§ Work to do
Locate the string "Markham" throughout the material and copy every line in which it occurs.

§ Listed records

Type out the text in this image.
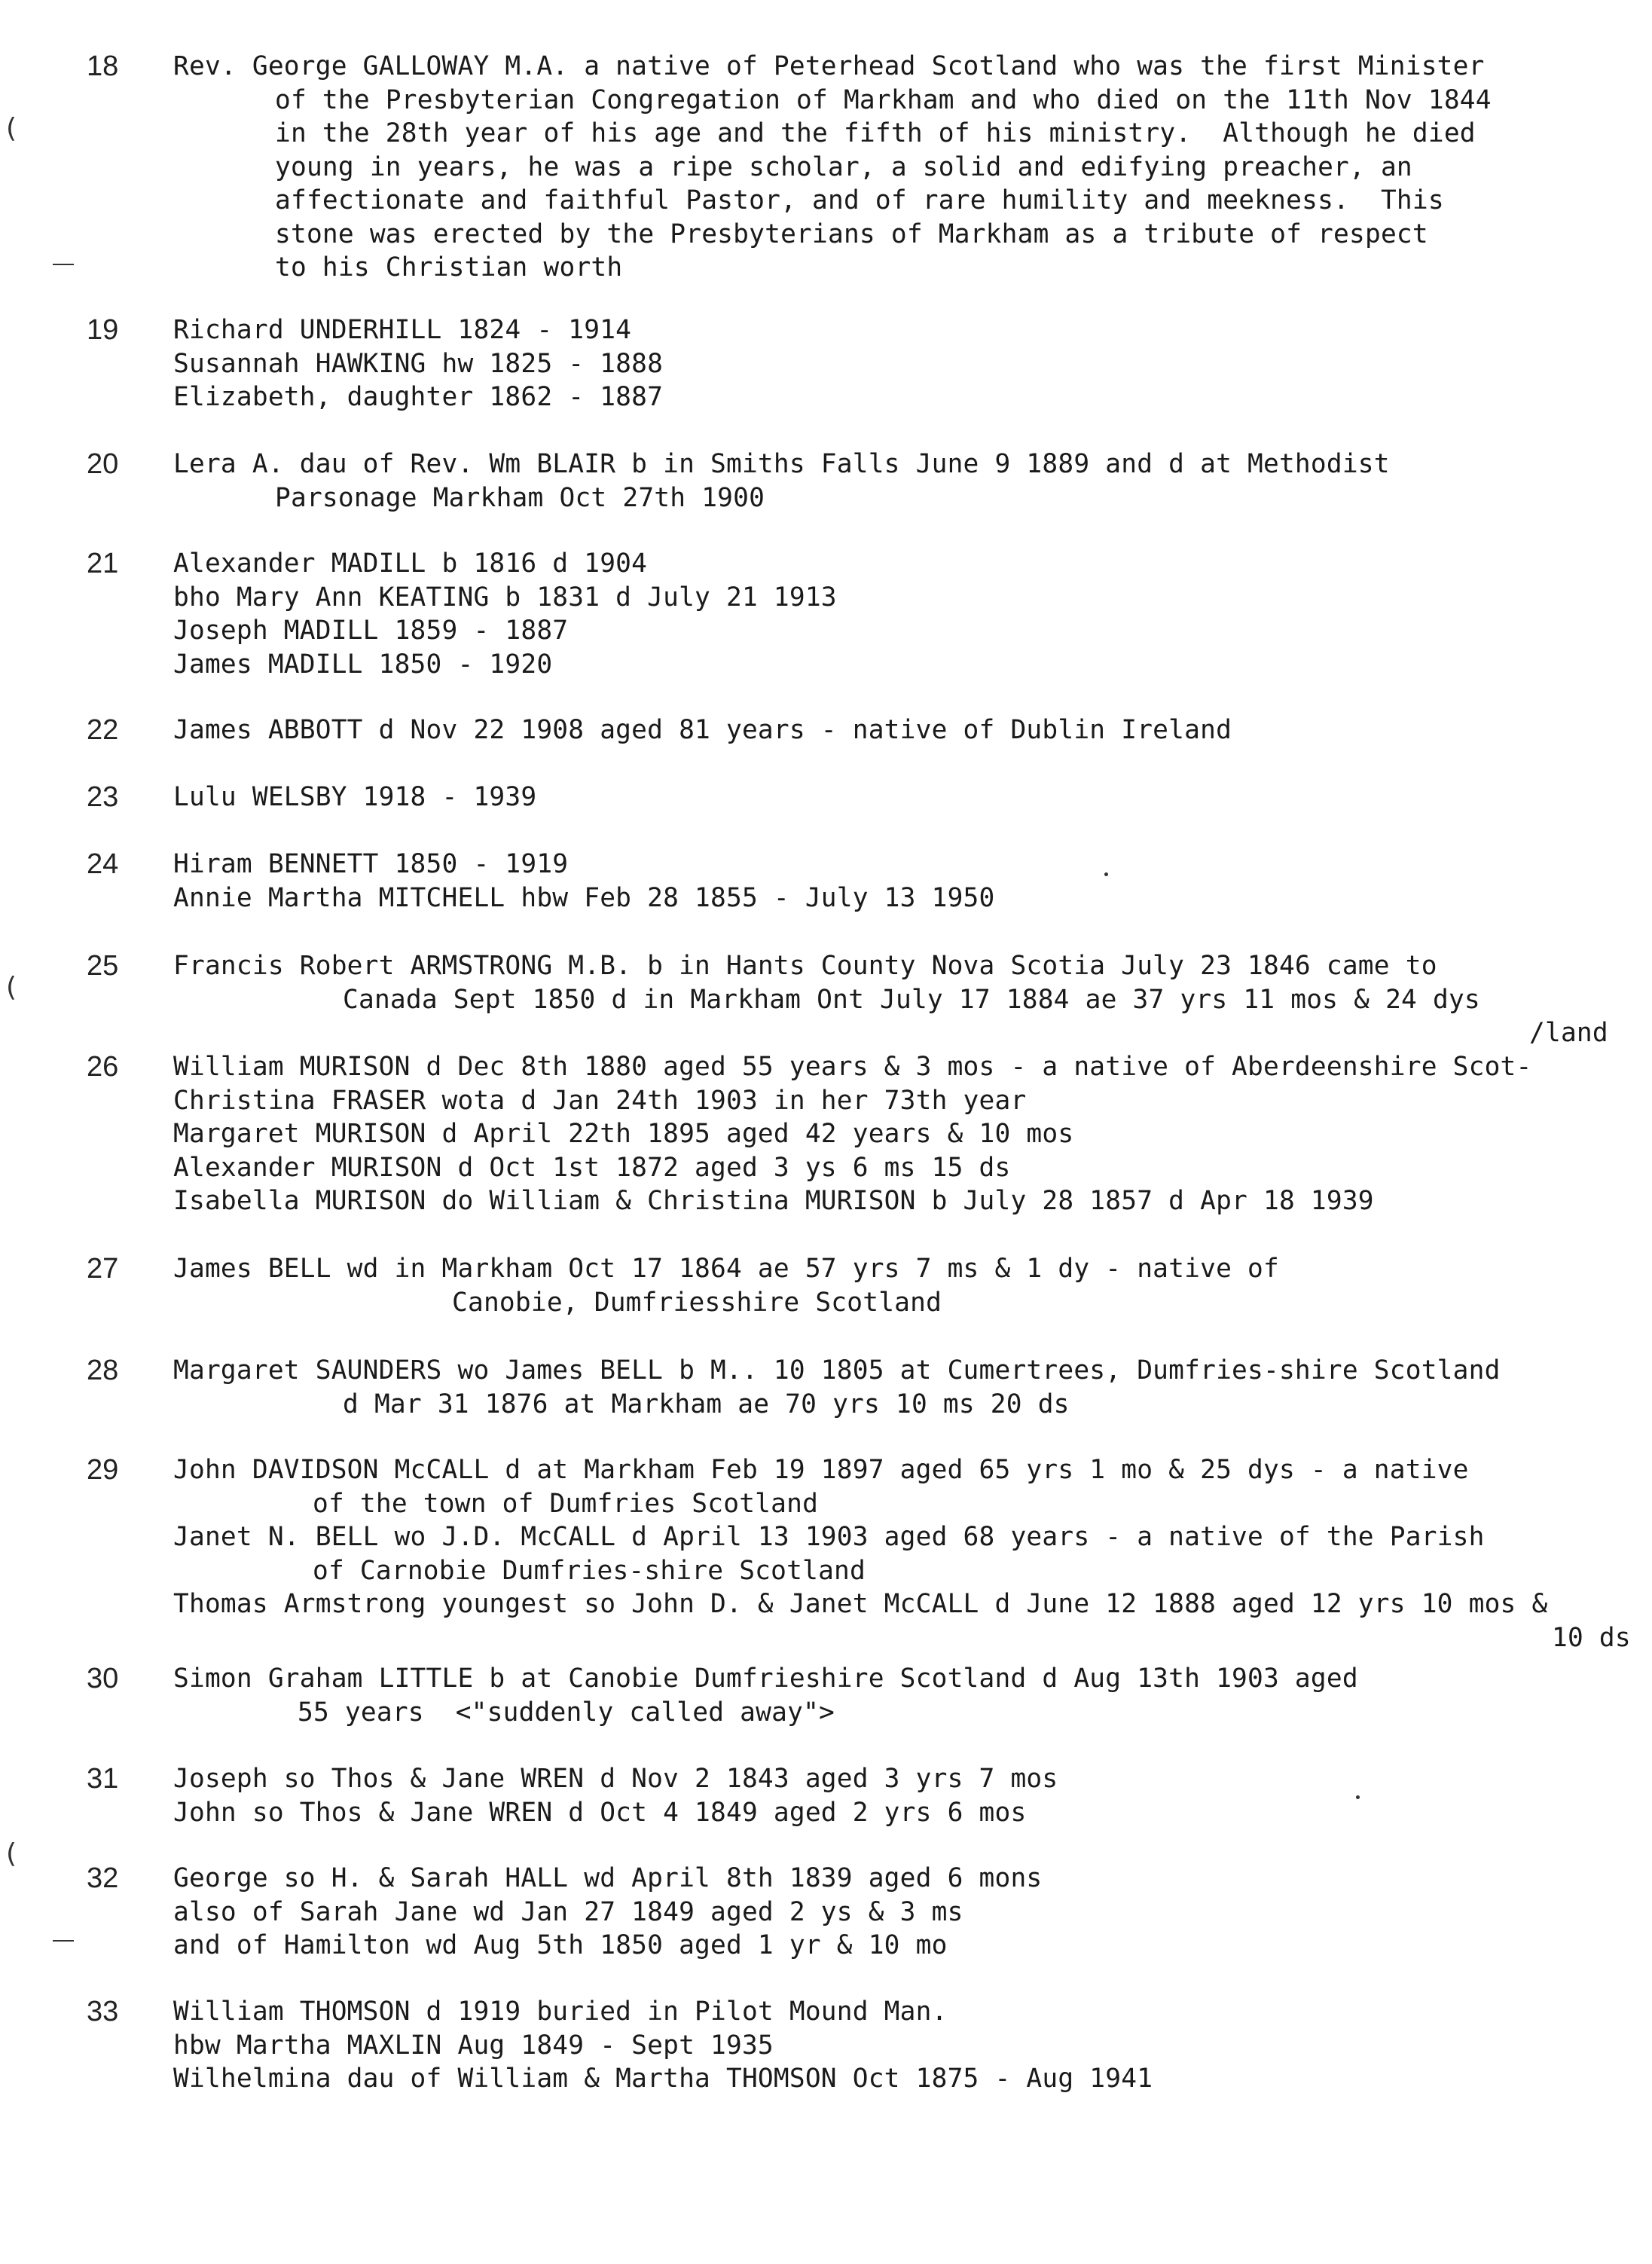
18 Rev. George GALLOWAY M.A. a native of Peterhead Scotland who was the first Minister
of the Presbyterian Congregation of Markham and who died on the 11th Nov 1844
in the 28th year of his age and the fifth of his ministry.  Although he died
young in years, he was a ripe scholar, a solid and edifying preacher, an
affectionate and faithful Pastor, and of rare humility and meekness.  This
stone was erected by the Presbyterians of Markham as a tribute of respect
to his Christian worth
19 Richard UNDERHILL 1824 - 1914
Susannah HAWKING hw 1825 - 1888
Elizabeth, daughter 1862 - 1887
20 Lera A. dau of Rev. Wm BLAIR b in Smiths Falls June 9 1889 and d at Methodist
Parsonage Markham Oct 27th 1900
21 Alexander MADILL b 1816 d 1904
bho Mary Ann KEATING b 1831 d July 21 1913
Joseph MADILL 1859 - 1887
James MADILL 1850 - 1920
22 James ABBOTT d Nov 22 1908 aged 81 years - native of Dublin Ireland
23 Lulu WELSBY 1918 - 1939
24 Hiram BENNETT 1850 - 1919
Annie Martha MITCHELL hbw Feb 28 1855 - July 13 1950
25 Francis Robert ARMSTRONG M.B. b in Hants County Nova Scotia July 23 1846 came to
Canada Sept 1850 d in Markham Ont July 17 1884 ae 37 yrs 11 mos & 24 dys
/land
26 William MURISON d Dec 8th 1880 aged 55 years & 3 mos - a native of Aberdeenshire Scot-
Christina FRASER wota d Jan 24th 1903 in her 73th year
Margaret MURISON d April 22th 1895 aged 42 years & 10 mos
Alexander MURISON d Oct 1st 1872 aged 3 ys 6 ms 15 ds
Isabella MURISON do William & Christina MURISON b July 28 1857 d Apr 18 1939
27 James BELL wd in Markham Oct 17 1864 ae 57 yrs 7 ms & 1 dy - native of
Canobie, Dumfriesshire Scotland
28 Margaret SAUNDERS wo James BELL b M.. 10 1805 at Cumertrees, Dumfries-shire Scotland
d Mar 31 1876 at Markham ae 70 yrs 10 ms 20 ds
29 John DAVIDSON McCALL d at Markham Feb 19 1897 aged 65 yrs 1 mo & 25 dys - a native
of the town of Dumfries Scotland
Janet N. BELL wo J.D. McCALL d April 13 1903 aged 68 years - a native of the Parish
of Carnobie Dumfries-shire Scotland
Thomas Armstrong youngest so John D. & Janet McCALL d June 12 1888 aged 12 yrs 10 mos &
10 ds
30 Simon Graham LITTLE b at Canobie Dumfrieshire Scotland d Aug 13th 1903 aged
55 years  <"suddenly called away">
31 Joseph so Thos & Jane WREN d Nov 2 1843 aged 3 yrs 7 mos
John so Thos & Jane WREN d Oct 4 1849 aged 2 yrs 6 mos
32 George so H. & Sarah HALL wd April 8th 1839 aged 6 mons
also of Sarah Jane wd Jan 27 1849 aged 2 ys & 3 ms
and of Hamilton wd Aug 5th 1850 aged 1 yr & 10 mo
33 William THOMSON d 1919 buried in Pilot Mound Man.
hbw Martha MAXLIN Aug 1849 - Sept 1935
Wilhelmina dau of William & Martha THOMSON Oct 1875 - Aug 1941
(
(
(
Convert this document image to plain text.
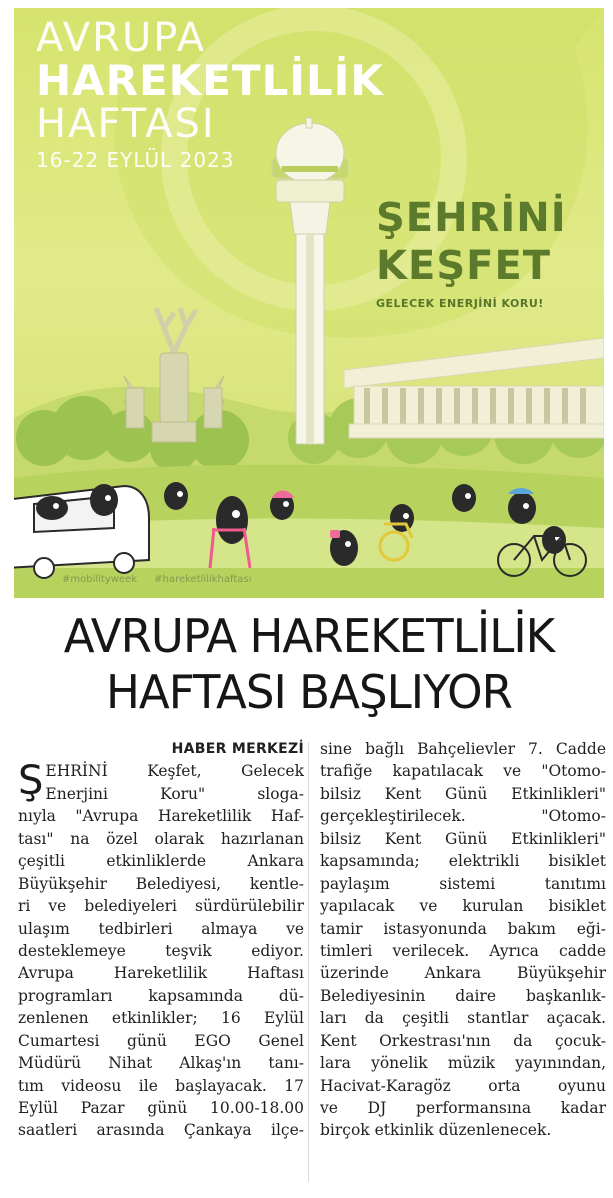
AVRUPA
HAREKETLİLİK
HAFTASI
16-22 EYLÜL 2023
ŞEHRİNİ
KEŞFET
GELECEK ENERJİNİ KORU!
#mobilityweek #hareketlilikhaftası
AVRUPA HAREKETLİLİK
HAFTASI BAŞLIYOR
HABER MERKEZİ
Ş EHRİNİ Keşfet, Gelecek
Enerjini Koru" sloga-
nıyla "Avrupa Hareketlilik Haf-
tası" na özel olarak hazırlanan
çeşitli etkinliklerde Ankara
Büyükşehir Belediyesi, kentle-
ri ve belediyeleri sürdürülebilir
ulaşım tedbirleri almaya ve
desteklemeye teşvik ediyor.
Avrupa Hareketlilik Haftası
programları kapsamında dü-
zenlenen etkinlikler; 16 Eylül
Cumartesi günü EGO Genel
Müdürü Nihat Alkaş'ın tanı-
tım videosu ile başlayacak. 17
Eylül Pazar günü 10.00-18.00
saatleri arasında Çankaya ilçe-
sine bağlı Bahçelievler 7. Cadde
trafiğe kapatılacak ve "Otomo-
bilsiz Kent Günü Etkinlikleri"
gerçekleştirilecek. "Otomo-
bilsiz Kent Günü Etkinlikleri"
kapsamında; elektrikli bisiklet
paylaşım sistemi tanıtımı
yapılacak ve kurulan bisiklet
tamir istasyonunda bakım eği-
timleri verilecek. Ayrıca cadde
üzerinde Ankara Büyükşehir
Belediyesinin daire başkanlık-
ları da çeşitli stantlar açacak.
Kent Orkestrası'nın da çocuk-
lara yönelik müzik yayınından,
Hacivat-Karagöz orta oyunu
ve DJ performansına kadar
birçok etkinlik düzenlenecek.
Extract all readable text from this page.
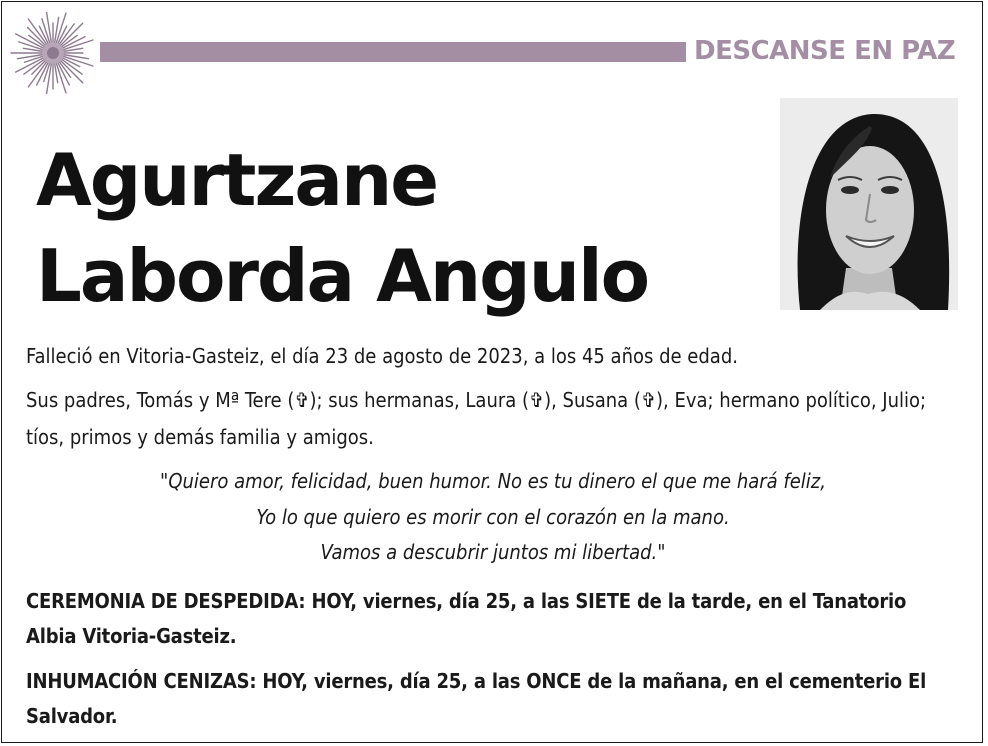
DESCANSE EN PAZ
Agurtzane
Laborda Angulo
Falleció en Vitoria-Gasteiz, el día 23 de agosto de 2023, a los 45 años de edad.
Sus padres, Tomás y Mª Tere (✞); sus hermanas, Laura (✞), Susana (✞), Eva; hermano político, Julio; tíos, primos y demás familia y amigos.
"Quiero amor, felicidad, buen humor. No es tu dinero el que me hará feliz,
Yo lo que quiero es morir con el corazón en la mano.
Vamos a descubrir juntos mi libertad."
CEREMONIA DE DESPEDIDA: HOY, viernes, día 25, a las SIETE de la tarde, en el Tanatorio Albia Vitoria-Gasteiz.
INHUMACIÓN CENIZAS: HOY, viernes, día 25, a las ONCE de la mañana, en el cementerio El Salvador.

§ Response
of the Presbyterian Congregation of Markham and who died on the 11th Nov 1844
stone was erected by the Presbyterians of Markham as a tribute of respect
Parsonage Markham Oct 27th 1900
Canada Sept 1850 d in Markham Ont July 17 1884 ae 37 yrs 11 mos & 24 dys
27 James BELL wd in Markham Oct 17 1864 ae 57 yrs 7 ms & 1 dy - native of
d Mar 31 1876 at Markham ae 70 yrs 10 ms 20 ds
29 John DAVIDSON McCALL d at Markham Feb 19 1897 aged 65 yrs 1 mo & 25 dys - a native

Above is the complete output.